Task input section start

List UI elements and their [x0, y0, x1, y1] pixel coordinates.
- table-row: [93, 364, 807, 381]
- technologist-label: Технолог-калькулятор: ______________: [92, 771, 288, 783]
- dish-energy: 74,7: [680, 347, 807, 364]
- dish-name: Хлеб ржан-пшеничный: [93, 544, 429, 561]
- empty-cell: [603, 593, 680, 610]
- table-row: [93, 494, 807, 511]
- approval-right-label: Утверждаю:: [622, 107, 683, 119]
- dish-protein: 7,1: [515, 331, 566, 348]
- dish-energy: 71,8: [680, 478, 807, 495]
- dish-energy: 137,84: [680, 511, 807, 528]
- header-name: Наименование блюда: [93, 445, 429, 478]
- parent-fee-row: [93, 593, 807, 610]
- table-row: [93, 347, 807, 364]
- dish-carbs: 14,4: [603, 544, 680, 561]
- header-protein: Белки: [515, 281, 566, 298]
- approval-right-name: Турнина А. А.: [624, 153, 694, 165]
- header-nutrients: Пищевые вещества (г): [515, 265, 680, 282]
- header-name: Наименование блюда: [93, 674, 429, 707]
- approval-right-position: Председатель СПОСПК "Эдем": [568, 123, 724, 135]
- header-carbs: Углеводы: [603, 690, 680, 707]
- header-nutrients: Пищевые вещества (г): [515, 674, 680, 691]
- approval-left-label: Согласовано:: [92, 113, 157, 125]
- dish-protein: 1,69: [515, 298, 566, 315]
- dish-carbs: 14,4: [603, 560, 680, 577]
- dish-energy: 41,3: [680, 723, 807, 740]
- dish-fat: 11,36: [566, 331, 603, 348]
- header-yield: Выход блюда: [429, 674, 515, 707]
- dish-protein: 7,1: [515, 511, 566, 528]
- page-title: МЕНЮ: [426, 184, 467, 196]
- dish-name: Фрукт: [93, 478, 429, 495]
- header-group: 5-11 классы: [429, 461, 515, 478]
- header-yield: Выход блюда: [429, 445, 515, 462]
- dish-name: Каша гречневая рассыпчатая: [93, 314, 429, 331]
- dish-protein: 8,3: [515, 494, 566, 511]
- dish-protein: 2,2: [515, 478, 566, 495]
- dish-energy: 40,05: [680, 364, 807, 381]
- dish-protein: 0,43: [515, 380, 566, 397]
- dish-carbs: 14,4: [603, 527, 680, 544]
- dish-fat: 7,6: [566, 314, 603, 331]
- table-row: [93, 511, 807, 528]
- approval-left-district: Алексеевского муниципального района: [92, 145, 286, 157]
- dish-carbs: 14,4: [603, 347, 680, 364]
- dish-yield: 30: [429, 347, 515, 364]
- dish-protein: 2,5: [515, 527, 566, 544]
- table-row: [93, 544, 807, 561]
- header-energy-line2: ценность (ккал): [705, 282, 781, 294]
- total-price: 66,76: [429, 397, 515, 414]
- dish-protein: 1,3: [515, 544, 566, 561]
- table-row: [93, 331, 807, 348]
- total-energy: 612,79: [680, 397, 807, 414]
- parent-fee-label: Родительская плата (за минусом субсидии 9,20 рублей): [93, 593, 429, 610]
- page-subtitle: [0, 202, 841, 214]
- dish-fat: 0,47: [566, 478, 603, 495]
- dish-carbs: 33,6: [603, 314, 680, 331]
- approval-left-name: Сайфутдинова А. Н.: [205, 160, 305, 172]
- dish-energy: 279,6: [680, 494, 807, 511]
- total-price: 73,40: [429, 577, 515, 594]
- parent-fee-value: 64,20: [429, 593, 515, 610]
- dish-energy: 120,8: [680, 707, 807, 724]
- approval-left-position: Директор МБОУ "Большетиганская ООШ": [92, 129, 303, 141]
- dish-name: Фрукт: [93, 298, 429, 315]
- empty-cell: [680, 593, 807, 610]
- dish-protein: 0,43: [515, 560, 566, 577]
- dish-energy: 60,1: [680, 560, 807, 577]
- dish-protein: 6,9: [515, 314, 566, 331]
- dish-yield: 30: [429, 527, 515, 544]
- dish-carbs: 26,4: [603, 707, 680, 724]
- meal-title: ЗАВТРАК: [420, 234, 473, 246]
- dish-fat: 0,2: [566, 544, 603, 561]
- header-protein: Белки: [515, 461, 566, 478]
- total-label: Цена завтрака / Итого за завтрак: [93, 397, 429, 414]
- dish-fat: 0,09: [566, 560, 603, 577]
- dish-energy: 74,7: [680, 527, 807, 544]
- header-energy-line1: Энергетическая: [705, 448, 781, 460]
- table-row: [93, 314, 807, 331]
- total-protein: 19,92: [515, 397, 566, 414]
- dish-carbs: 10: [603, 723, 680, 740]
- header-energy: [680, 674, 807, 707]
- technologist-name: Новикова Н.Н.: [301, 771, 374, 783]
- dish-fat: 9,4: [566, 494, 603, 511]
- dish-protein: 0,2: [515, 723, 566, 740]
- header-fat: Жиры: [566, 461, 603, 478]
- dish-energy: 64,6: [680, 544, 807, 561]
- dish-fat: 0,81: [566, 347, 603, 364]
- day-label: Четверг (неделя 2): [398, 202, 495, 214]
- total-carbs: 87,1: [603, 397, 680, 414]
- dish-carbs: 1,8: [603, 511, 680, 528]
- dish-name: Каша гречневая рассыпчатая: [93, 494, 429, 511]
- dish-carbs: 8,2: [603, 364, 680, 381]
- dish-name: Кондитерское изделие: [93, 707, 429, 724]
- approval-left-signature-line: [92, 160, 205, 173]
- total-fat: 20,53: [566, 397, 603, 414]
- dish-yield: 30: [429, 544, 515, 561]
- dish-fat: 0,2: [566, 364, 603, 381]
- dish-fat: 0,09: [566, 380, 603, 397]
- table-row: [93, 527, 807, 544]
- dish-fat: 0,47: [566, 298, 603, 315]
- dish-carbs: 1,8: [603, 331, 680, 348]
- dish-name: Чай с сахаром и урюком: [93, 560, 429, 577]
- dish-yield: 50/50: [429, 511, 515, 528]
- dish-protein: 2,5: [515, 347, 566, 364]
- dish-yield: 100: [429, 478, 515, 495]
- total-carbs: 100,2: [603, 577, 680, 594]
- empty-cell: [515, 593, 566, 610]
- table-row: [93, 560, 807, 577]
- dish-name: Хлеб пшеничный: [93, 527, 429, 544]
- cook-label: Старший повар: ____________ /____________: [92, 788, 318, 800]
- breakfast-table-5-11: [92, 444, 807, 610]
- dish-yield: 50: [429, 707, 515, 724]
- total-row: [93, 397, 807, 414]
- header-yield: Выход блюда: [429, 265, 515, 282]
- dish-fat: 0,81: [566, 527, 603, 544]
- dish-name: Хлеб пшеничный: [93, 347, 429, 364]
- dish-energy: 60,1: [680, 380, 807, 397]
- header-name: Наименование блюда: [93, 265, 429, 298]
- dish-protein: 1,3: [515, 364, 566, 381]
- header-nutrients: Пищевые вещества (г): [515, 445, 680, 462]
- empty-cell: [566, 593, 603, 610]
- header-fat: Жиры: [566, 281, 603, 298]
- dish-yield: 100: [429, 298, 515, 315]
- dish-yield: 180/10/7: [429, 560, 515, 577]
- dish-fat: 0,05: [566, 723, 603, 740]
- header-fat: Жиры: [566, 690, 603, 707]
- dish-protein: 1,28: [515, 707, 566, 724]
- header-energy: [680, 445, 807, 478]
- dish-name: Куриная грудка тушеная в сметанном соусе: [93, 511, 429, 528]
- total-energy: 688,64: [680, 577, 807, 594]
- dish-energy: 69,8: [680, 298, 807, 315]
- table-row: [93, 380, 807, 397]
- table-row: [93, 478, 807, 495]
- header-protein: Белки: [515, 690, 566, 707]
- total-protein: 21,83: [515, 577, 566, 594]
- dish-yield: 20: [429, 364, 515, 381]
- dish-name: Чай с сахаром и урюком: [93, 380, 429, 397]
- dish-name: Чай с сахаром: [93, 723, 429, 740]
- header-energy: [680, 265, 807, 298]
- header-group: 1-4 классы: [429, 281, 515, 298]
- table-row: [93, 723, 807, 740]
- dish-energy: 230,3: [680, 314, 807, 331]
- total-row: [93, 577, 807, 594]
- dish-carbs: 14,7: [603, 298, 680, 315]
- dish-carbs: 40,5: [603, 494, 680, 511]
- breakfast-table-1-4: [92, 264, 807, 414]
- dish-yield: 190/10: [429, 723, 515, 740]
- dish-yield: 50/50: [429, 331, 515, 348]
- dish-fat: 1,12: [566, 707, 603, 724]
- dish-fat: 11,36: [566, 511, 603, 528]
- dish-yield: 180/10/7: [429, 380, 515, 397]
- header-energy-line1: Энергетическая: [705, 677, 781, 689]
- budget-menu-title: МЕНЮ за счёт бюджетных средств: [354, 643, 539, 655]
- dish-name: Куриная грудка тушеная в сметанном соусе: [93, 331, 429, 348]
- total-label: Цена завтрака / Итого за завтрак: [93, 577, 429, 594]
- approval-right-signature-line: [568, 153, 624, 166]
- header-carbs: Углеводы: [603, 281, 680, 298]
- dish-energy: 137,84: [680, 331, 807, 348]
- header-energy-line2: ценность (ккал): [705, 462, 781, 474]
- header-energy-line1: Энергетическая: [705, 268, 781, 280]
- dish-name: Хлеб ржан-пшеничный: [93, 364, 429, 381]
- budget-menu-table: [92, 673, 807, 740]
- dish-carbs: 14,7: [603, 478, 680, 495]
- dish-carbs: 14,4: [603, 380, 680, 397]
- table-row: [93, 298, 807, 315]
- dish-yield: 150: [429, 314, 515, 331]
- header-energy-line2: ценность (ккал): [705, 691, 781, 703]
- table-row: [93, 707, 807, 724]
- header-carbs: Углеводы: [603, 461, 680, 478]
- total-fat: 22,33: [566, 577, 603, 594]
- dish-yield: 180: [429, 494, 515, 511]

Task input section end

Wherever the string "сахаром" appears in the records above, copy the line it sits in.

- dish-name: Чай с сахаром и урюком: [93, 560, 429, 577]
- dish-name: Чай с сахаром и урюком: [93, 380, 429, 397]
- dish-name: Чай с сахаром: [93, 723, 429, 740]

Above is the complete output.